## INSTRUCTIONS
**1.** From the knotweed profile, return the part that opens with the words containing "NATIVITY: Eurasia" and closes with "June though September.".
**2.** Translate this sentence from the knotweed profile into Spanish: "This plant flourishes in pavement cracks where nothing else can grow; it is the quintessential urban survivor."

Prostrate Knotweed

Polygonaceae

LIFE FORM: Summer annual

NATIVITY: Eurasia

VEGETATIVE CHARACTERISTICS:

Plants form a tough, wiry mat; alternate leaves are lanceolate, an inch or less long, with pointed tips; a papery sheath encircles the stem at the base of each leaf (ocrea).

FLOWERS:

Inconspicuous flowers are produced from June though September.

FRUIT/DISPERSAL AGENTS:

Self-sows readily.

ECOLOGICAL PREFERENCE:

This plant is most often found on hard, compacted soils with heavy foot traffic; trampled lawns in public parks; neglected residential and commercial landscapes; minimally maintained public parks and open space; small-scale pavement openings (tree pits) and cracks; rock outcrops and stone walls.

ENVIRONMENTAL FUNCTION:

Disturbance-adapted colonizer.

CULTURAL SIGNIFICANCE:

This plant flourishes in pavement cracks where nothing else can grow; it is the quintessential urban survivor. Listed by John Josselyn in New-England’s Rarities, published in 1672, under the category: “Of such plants as have sprung up since the English planted and kept cattle in New England.”

Stored items from a collection
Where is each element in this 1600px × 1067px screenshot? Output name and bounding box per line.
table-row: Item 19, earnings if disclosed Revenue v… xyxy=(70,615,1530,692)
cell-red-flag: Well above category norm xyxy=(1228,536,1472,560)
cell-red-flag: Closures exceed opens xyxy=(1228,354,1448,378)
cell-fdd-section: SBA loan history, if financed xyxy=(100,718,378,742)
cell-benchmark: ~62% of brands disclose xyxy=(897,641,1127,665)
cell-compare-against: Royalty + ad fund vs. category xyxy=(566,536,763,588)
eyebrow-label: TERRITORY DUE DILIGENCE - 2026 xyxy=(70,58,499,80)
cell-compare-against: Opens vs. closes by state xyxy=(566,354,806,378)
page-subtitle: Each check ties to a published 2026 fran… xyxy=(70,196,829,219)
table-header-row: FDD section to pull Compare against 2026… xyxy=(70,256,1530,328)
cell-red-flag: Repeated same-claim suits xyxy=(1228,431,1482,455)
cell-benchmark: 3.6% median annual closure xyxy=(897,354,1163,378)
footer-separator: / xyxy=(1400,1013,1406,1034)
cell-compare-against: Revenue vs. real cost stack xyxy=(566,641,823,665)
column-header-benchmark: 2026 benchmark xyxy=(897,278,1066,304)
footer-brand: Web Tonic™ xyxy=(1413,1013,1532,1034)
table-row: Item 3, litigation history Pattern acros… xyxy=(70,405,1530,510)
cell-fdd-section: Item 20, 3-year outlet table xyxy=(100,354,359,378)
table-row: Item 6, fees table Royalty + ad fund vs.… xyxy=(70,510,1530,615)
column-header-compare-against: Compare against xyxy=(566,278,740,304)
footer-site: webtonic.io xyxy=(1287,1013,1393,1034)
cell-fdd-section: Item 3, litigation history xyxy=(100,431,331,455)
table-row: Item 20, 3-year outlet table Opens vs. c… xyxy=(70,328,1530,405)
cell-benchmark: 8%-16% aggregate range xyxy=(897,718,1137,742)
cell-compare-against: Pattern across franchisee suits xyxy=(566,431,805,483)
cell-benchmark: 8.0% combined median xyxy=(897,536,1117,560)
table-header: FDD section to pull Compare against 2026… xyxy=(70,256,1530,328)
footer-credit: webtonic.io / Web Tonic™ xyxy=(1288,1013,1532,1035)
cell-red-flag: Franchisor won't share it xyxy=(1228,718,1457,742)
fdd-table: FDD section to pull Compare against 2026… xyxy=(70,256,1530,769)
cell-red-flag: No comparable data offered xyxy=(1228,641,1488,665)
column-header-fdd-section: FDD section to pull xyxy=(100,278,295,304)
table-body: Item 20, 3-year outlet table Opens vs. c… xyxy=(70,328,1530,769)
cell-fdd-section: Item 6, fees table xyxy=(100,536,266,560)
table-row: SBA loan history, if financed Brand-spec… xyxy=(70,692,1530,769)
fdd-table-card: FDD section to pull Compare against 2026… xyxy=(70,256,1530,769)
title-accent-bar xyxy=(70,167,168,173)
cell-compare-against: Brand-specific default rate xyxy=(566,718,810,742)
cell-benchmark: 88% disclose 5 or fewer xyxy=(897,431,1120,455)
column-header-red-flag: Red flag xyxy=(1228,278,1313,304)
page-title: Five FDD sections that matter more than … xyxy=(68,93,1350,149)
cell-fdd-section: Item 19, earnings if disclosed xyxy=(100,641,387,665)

## ANSWERS FOR EACH ITEM
**1.**
NATIVITY: Eurasia

VEGETATIVE CHARACTERISTICS:

Plants form a tough, wiry mat; alternate leaves are lanceolate, an inch or less long, with pointed tips; a papery sheath encircles the stem at the base of each leaf (ocrea).

FLOWERS:

Inconspicuous flowers are produced from June though September.

**2.** Esta planta prospera en las grietas del pavimento donde nada más puede crecer; es la superviviente urbana por excelencia.